- WHAT YOU WILL DO: Turn the entries, from the first line through the line containing "x-tick-label: 7.5 xyxy=(596,388,629,420)", into a Markdown table with the columns Row and Content, numbering each line and leaving out any blank lines.

- EXERCISE DATA:
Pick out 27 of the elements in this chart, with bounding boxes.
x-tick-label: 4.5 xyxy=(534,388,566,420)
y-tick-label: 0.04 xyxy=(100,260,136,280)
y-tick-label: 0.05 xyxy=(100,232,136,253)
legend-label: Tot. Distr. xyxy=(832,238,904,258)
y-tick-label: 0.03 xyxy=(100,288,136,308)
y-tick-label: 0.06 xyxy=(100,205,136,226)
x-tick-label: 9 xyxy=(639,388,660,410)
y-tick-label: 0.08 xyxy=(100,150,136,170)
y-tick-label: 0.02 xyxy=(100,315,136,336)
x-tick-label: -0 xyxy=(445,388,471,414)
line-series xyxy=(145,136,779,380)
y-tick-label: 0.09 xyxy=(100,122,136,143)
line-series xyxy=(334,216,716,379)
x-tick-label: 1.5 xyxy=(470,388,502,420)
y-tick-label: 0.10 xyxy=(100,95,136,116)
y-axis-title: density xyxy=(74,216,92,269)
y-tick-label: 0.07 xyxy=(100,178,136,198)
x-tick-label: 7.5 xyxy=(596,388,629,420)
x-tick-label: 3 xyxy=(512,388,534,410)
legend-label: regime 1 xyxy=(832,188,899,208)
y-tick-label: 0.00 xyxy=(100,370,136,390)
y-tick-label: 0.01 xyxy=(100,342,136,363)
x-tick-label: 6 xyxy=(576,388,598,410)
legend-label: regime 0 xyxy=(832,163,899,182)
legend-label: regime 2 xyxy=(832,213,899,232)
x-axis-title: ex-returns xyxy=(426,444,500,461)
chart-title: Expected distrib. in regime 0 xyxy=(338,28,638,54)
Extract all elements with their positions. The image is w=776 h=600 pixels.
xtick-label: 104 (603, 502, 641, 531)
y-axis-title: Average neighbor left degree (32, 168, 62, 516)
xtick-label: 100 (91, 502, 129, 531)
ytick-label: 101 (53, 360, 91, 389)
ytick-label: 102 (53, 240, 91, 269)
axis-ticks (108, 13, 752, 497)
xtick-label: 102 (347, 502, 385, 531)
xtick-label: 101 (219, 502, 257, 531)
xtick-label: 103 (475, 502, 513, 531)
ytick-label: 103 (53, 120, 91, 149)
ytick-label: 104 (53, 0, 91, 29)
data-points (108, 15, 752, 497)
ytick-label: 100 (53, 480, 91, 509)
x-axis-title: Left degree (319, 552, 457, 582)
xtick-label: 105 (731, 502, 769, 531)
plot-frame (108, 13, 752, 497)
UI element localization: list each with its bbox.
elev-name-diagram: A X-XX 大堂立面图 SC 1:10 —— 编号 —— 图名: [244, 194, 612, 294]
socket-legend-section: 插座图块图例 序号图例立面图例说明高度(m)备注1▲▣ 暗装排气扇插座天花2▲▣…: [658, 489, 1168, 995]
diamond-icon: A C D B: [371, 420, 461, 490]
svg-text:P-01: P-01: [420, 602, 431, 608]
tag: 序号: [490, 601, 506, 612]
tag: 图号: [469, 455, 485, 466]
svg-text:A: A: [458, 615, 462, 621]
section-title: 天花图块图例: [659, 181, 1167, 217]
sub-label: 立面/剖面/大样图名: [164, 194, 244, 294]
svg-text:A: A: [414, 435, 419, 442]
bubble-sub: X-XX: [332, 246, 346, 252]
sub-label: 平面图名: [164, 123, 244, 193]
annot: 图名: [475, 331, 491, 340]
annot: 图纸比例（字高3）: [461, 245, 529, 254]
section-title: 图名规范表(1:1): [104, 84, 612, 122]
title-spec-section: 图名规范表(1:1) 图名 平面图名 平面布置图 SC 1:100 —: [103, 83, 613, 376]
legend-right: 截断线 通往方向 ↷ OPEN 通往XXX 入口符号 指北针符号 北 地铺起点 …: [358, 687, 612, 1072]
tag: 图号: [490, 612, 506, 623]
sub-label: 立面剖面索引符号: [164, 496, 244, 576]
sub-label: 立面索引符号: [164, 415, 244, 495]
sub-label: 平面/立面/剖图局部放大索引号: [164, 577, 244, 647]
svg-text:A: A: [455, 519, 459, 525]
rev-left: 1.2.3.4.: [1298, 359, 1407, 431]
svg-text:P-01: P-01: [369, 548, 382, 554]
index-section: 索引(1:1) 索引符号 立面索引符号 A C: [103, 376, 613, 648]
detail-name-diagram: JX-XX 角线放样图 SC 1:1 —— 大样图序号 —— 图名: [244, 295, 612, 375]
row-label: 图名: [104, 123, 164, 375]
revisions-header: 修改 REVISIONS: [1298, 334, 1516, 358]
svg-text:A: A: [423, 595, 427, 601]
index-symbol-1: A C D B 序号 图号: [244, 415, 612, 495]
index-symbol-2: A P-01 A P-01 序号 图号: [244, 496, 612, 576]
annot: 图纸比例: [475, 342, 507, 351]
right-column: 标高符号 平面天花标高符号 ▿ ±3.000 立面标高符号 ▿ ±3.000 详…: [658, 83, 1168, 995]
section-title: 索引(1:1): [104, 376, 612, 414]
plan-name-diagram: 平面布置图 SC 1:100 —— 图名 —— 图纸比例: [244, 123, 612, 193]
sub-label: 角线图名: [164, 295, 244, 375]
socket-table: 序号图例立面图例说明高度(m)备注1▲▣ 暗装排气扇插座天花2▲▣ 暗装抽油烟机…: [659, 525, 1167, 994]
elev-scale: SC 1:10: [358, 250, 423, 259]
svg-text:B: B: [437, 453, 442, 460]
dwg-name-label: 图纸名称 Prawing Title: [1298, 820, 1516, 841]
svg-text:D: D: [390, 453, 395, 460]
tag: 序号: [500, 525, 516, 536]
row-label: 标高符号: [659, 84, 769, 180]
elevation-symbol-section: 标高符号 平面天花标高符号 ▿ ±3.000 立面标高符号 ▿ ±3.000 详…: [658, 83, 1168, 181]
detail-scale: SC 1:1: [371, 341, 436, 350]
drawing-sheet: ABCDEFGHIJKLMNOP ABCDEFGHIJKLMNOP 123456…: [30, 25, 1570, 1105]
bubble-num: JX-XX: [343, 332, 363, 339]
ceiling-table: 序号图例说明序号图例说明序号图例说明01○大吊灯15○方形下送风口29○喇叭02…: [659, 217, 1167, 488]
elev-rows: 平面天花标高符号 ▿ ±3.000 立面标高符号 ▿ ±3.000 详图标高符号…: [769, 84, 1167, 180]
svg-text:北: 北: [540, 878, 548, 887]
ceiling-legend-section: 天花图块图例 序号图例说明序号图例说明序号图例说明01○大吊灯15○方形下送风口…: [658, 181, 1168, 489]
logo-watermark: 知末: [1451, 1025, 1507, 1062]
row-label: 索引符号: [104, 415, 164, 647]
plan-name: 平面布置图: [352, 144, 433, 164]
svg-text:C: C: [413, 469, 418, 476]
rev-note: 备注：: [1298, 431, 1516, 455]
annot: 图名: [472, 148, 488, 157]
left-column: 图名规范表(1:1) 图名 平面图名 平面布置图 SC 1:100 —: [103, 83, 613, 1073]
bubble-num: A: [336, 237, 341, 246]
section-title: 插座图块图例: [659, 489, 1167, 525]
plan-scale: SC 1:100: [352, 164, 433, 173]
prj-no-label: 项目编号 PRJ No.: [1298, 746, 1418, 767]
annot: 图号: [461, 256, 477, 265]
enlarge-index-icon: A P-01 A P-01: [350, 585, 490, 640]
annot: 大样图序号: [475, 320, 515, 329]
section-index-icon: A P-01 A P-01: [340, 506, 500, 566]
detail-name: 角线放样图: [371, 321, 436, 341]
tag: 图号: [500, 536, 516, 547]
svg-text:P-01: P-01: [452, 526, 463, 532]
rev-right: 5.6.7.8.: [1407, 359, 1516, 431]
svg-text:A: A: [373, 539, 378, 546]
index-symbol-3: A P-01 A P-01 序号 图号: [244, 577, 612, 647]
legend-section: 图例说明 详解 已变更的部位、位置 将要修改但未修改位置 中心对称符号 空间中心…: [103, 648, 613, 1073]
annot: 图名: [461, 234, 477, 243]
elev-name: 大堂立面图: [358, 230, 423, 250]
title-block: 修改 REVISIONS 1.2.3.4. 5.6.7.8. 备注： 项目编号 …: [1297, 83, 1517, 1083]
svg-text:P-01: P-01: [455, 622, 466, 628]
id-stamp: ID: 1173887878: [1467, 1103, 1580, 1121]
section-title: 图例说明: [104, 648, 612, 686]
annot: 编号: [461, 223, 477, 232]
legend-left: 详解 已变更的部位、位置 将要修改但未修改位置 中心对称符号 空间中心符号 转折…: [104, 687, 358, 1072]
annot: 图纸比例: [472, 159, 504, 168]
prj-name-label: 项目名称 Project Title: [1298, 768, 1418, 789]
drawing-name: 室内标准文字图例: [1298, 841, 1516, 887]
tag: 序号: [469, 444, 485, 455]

- RESULT FOR THIS EXERCISE:
| Row | Content |
|---|---|
| 1 | Pick out 27 of the elements in this chart, with bounding boxes. |
| 2 | x-tick-label: 4.5 xyxy=(534,388,566,420) |
| 3 | y-tick-label: 0.04 xyxy=(100,260,136,280) |
| 4 | y-tick-label: 0.05 xyxy=(100,232,136,253) |
| 5 | legend-label: Tot. Distr. xyxy=(832,238,904,258) |
| 6 | y-tick-label: 0.03 xyxy=(100,288,136,308) |
| 7 | y-tick-label: 0.06 xyxy=(100,205,136,226) |
| 8 | x-tick-label: 9 xyxy=(639,388,660,410) |
| 9 | y-tick-label: 0.08 xyxy=(100,150,136,170) |
| 10 | y-tick-label: 0.02 xyxy=(100,315,136,336) |
| 11 | x-tick-label: -0 xyxy=(445,388,471,414) |
| 12 | line-series xyxy=(145,136,779,380) |
| 13 | y-tick-label: 0.09 xyxy=(100,122,136,143) |
| 14 | line-series xyxy=(334,216,716,379) |
| 15 | x-tick-label: 1.5 xyxy=(470,388,502,420) |
| 16 | y-tick-label: 0.10 xyxy=(100,95,136,116) |
| 17 | y-axis-title: density xyxy=(74,216,92,269) |
| 18 | y-tick-label: 0.07 xyxy=(100,178,136,198) |
| 19 | x-tick-label: 7.5 xyxy=(596,388,629,420) |